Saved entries
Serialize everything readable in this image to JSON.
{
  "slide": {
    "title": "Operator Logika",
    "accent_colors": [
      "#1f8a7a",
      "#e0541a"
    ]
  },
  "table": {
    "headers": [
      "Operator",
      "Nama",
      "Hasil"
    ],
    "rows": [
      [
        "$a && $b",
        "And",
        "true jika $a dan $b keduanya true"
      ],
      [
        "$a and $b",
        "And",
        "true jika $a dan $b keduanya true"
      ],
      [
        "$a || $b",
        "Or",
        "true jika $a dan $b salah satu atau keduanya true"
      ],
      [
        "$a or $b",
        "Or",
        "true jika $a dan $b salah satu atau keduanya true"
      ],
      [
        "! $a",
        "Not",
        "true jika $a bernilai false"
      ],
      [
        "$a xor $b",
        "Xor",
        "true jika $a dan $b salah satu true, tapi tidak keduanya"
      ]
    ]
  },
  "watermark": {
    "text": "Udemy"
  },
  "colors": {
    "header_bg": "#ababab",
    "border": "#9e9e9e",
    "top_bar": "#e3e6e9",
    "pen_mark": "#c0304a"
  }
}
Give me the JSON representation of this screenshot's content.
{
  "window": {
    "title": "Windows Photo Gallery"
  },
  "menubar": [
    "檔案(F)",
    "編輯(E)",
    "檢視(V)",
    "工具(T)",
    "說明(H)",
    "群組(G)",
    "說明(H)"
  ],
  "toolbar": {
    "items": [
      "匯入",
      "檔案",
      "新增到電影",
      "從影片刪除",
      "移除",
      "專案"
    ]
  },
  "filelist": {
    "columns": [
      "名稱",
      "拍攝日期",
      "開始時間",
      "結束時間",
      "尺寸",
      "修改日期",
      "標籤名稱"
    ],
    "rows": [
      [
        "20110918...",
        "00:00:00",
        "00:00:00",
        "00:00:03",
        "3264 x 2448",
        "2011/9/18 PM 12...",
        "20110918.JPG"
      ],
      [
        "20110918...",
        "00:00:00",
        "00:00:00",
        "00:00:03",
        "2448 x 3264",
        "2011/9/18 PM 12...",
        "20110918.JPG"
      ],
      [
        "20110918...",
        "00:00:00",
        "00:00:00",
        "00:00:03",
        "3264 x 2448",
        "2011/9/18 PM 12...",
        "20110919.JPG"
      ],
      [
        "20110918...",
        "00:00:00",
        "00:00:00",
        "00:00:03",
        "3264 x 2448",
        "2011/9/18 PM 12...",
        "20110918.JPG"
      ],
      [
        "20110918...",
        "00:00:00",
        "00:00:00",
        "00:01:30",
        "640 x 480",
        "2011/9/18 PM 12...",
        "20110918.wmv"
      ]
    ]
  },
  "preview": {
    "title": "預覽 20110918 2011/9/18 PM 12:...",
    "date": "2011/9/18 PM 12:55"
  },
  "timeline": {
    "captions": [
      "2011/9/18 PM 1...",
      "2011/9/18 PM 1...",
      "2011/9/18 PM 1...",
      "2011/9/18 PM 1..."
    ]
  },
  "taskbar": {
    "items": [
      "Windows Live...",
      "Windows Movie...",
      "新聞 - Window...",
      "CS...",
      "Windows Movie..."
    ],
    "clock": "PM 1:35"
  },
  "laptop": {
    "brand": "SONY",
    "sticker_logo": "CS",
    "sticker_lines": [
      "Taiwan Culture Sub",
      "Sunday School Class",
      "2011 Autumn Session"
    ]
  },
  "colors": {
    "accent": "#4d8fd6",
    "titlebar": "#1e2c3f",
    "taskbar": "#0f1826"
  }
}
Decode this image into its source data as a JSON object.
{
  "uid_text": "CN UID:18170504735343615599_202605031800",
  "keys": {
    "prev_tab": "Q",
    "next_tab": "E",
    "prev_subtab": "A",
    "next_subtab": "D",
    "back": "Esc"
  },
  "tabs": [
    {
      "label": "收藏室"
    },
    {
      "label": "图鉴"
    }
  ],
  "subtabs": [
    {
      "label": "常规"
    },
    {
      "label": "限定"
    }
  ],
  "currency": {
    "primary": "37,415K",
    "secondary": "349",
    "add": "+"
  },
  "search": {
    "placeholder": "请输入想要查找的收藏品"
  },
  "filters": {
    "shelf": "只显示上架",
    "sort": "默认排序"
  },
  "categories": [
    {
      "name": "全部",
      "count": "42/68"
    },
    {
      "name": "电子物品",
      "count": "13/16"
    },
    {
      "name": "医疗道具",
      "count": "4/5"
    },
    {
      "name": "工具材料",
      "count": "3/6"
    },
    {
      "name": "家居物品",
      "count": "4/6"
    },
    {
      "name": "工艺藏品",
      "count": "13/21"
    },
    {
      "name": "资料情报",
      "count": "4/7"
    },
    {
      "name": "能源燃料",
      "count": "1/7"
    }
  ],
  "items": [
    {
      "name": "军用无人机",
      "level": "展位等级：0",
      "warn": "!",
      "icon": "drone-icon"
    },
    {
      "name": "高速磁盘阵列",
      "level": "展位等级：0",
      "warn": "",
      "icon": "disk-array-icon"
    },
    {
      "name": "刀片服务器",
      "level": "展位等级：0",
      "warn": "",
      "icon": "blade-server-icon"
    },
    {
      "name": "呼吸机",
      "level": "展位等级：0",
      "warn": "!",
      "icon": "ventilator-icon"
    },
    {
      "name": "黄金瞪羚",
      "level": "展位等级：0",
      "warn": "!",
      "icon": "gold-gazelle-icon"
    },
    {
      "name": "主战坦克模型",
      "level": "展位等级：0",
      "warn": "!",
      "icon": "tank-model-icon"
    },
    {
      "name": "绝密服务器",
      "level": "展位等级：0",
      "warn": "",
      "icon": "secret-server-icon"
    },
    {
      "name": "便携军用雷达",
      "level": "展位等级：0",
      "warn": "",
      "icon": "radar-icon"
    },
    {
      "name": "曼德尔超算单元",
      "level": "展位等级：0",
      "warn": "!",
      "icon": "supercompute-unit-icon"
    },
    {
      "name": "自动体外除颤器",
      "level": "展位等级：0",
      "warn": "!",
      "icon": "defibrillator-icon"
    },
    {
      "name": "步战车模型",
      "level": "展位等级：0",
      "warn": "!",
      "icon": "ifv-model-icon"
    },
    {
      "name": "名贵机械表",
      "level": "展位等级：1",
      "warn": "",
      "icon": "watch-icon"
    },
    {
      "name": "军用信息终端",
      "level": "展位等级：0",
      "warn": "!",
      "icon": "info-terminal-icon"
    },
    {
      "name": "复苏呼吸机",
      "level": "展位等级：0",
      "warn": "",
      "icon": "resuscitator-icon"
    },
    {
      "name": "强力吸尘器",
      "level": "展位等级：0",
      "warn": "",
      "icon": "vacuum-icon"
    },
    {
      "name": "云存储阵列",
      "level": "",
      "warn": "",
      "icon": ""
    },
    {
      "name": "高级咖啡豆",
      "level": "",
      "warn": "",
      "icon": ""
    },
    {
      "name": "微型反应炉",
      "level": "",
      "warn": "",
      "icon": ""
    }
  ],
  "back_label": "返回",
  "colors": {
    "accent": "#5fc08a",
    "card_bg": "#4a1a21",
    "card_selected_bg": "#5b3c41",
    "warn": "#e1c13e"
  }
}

## WHAT IS REQUIRED
Retype all the material above precisely, with no line left out.

## ANSWER TO THIS PROBLEM
Serialize everything readable in this image to JSON.
{
  "slide": {
    "title": "Operator Logika",
    "accent_colors": [
      "#1f8a7a",
      "#e0541a"
    ]
  },
  "table": {
    "headers": [
      "Operator",
      "Nama",
      "Hasil"
    ],
    "rows": [
      [
        "$a && $b",
        "And",
        "true jika $a dan $b keduanya true"
      ],
      [
        "$a and $b",
        "And",
        "true jika $a dan $b keduanya true"
      ],
      [
        "$a || $b",
        "Or",
        "true jika $a dan $b salah satu atau keduanya true"
      ],
      [
        "$a or $b",
        "Or",
        "true jika $a dan $b salah satu atau keduanya true"
      ],
      [
        "! $a",
        "Not",
        "true jika $a bernilai false"
      ],
      [
        "$a xor $b",
        "Xor",
        "true jika $a dan $b salah satu true, tapi tidak keduanya"
      ]
    ]
  },
  "watermark": {
    "text": "Udemy"
  },
  "colors": {
    "header_bg": "#ababab",
    "border": "#9e9e9e",
    "top_bar": "#e3e6e9",
    "pen_mark": "#c0304a"
  }
}
Give me the JSON representation of this screenshot's content.
{
  "window": {
    "title": "Windows Photo Gallery"
  },
  "menubar": [
    "檔案(F)",
    "編輯(E)",
    "檢視(V)",
    "工具(T)",
    "說明(H)",
    "群組(G)",
    "說明(H)"
  ],
  "toolbar": {
    "items": [
      "匯入",
      "檔案",
      "新增到電影",
      "從影片刪除",
      "移除",
      "專案"
    ]
  },
  "filelist": {
    "columns": [
      "名稱",
      "拍攝日期",
      "開始時間",
      "結束時間",
      "尺寸",
      "修改日期",
      "標籤名稱"
    ],
    "rows": [
      [
        "20110918...",
        "00:00:00",
        "00:00:00",
        "00:00:03",
        "3264 x 2448",
        "2011/9/18 PM 12...",
        "20110918.JPG"
      ],
      [
        "20110918...",
        "00:00:00",
        "00:00:00",
        "00:00:03",
        "2448 x 3264",
        "2011/9/18 PM 12...",
        "20110918.JPG"
      ],
      [
        "20110918...",
        "00:00:00",
        "00:00:00",
        "00:00:03",
        "3264 x 2448",
        "2011/9/18 PM 12...",
        "20110919.JPG"
      ],
      [
        "20110918...",
        "00:00:00",
        "00:00:00",
        "00:00:03",
        "3264 x 2448",
        "2011/9/18 PM 12...",
        "20110918.JPG"
      ],
      [
        "20110918...",
        "00:00:00",
        "00:00:00",
        "00:01:30",
        "640 x 480",
        "2011/9/18 PM 12...",
        "20110918.wmv"
      ]
    ]
  },
  "preview": {
    "title": "預覽 20110918 2011/9/18 PM 12:...",
    "date": "2011/9/18 PM 12:55"
  },
  "timeline": {
    "captions": [
      "2011/9/18 PM 1...",
      "2011/9/18 PM 1...",
      "2011/9/18 PM 1...",
      "2011/9/18 PM 1..."
    ]
  },
  "taskbar": {
    "items": [
      "Windows Live...",
      "Windows Movie...",
      "新聞 - Window...",
      "CS...",
      "Windows Movie..."
    ],
    "clock": "PM 1:35"
  },
  "laptop": {
    "brand": "SONY",
    "sticker_logo": "CS",
    "sticker_lines": [
      "Taiwan Culture Sub",
      "Sunday School Class",
      "2011 Autumn Session"
    ]
  },
  "colors": {
    "accent": "#4d8fd6",
    "titlebar": "#1e2c3f",
    "taskbar": "#0f1826"
  }
}
Decode this image into its source data as a JSON object.
{
  "uid_text": "CN UID:18170504735343615599_202605031800",
  "keys": {
    "prev_tab": "Q",
    "next_tab": "E",
    "prev_subtab": "A",
    "next_subtab": "D",
    "back": "Esc"
  },
  "tabs": [
    {
      "label": "收藏室"
    },
    {
      "label": "图鉴"
    }
  ],
  "subtabs": [
    {
      "label": "常规"
    },
    {
      "label": "限定"
    }
  ],
  "currency": {
    "primary": "37,415K",
    "secondary": "349",
    "add": "+"
  },
  "search": {
    "placeholder": "请输入想要查找的收藏品"
  },
  "filters": {
    "shelf": "只显示上架",
    "sort": "默认排序"
  },
  "categories": [
    {
      "name": "全部",
      "count": "42/68"
    },
    {
      "name": "电子物品",
      "count": "13/16"
    },
    {
      "name": "医疗道具",
      "count": "4/5"
    },
    {
      "name": "工具材料",
      "count": "3/6"
    },
    {
      "name": "家居物品",
      "count": "4/6"
    },
    {
      "name": "工艺藏品",
      "count": "13/21"
    },
    {
      "name": "资料情报",
      "count": "4/7"
    },
    {
      "name": "能源燃料",
      "count": "1/7"
    }
  ],
  "items": [
    {
      "name": "军用无人机",
      "level": "展位等级：0",
      "warn": "!",
      "icon": "drone-icon"
    },
    {
      "name": "高速磁盘阵列",
      "level": "展位等级：0",
      "warn": "",
      "icon": "disk-array-icon"
    },
    {
      "name": "刀片服务器",
      "level": "展位等级：0",
      "warn": "",
      "icon": "blade-server-icon"
    },
    {
      "name": "呼吸机",
      "level": "展位等级：0",
      "warn": "!",
      "icon": "ventilator-icon"
    },
    {
      "name": "黄金瞪羚",
      "level": "展位等级：0",
      "warn": "!",
      "icon": "gold-gazelle-icon"
    },
    {
      "name": "主战坦克模型",
      "level": "展位等级：0",
      "warn": "!",
      "icon": "tank-model-icon"
    },
    {
      "name": "绝密服务器",
      "level": "展位等级：0",
      "warn": "",
      "icon": "secret-server-icon"
    },
    {
      "name": "便携军用雷达",
      "level": "展位等级：0",
      "warn": "",
      "icon": "radar-icon"
    },
    {
      "name": "曼德尔超算单元",
      "level": "展位等级：0",
      "warn": "!",
      "icon": "supercompute-unit-icon"
    },
    {
      "name": "自动体外除颤器",
      "level": "展位等级：0",
      "warn": "!",
      "icon": "defibrillator-icon"
    },
    {
      "name": "步战车模型",
      "level": "展位等级：0",
      "warn": "!",
      "icon": "ifv-model-icon"
    },
    {
      "name": "名贵机械表",
      "level": "展位等级：1",
      "warn": "",
      "icon": "watch-icon"
    },
    {
      "name": "军用信息终端",
      "level": "展位等级：0",
      "warn": "!",
      "icon": "info-terminal-icon"
    },
    {
      "name": "复苏呼吸机",
      "level": "展位等级：0",
      "warn": "",
      "icon": "resuscitator-icon"
    },
    {
      "name": "强力吸尘器",
      "level": "展位等级：0",
      "warn": "",
      "icon": "vacuum-icon"
    },
    {
      "name": "云存储阵列",
      "level": "",
      "warn": "",
      "icon": ""
    },
    {
      "name": "高级咖啡豆",
      "level": "",
      "warn": "",
      "icon": ""
    },
    {
      "name": "微型反应炉",
      "level": "",
      "warn": "",
      "icon": ""
    }
  ],
  "back_label": "返回",
  "colors": {
    "accent": "#5fc08a",
    "card_bg": "#4a1a21",
    "card_selected_bg": "#5b3c41",
    "warn": "#e1c13e"
  }
}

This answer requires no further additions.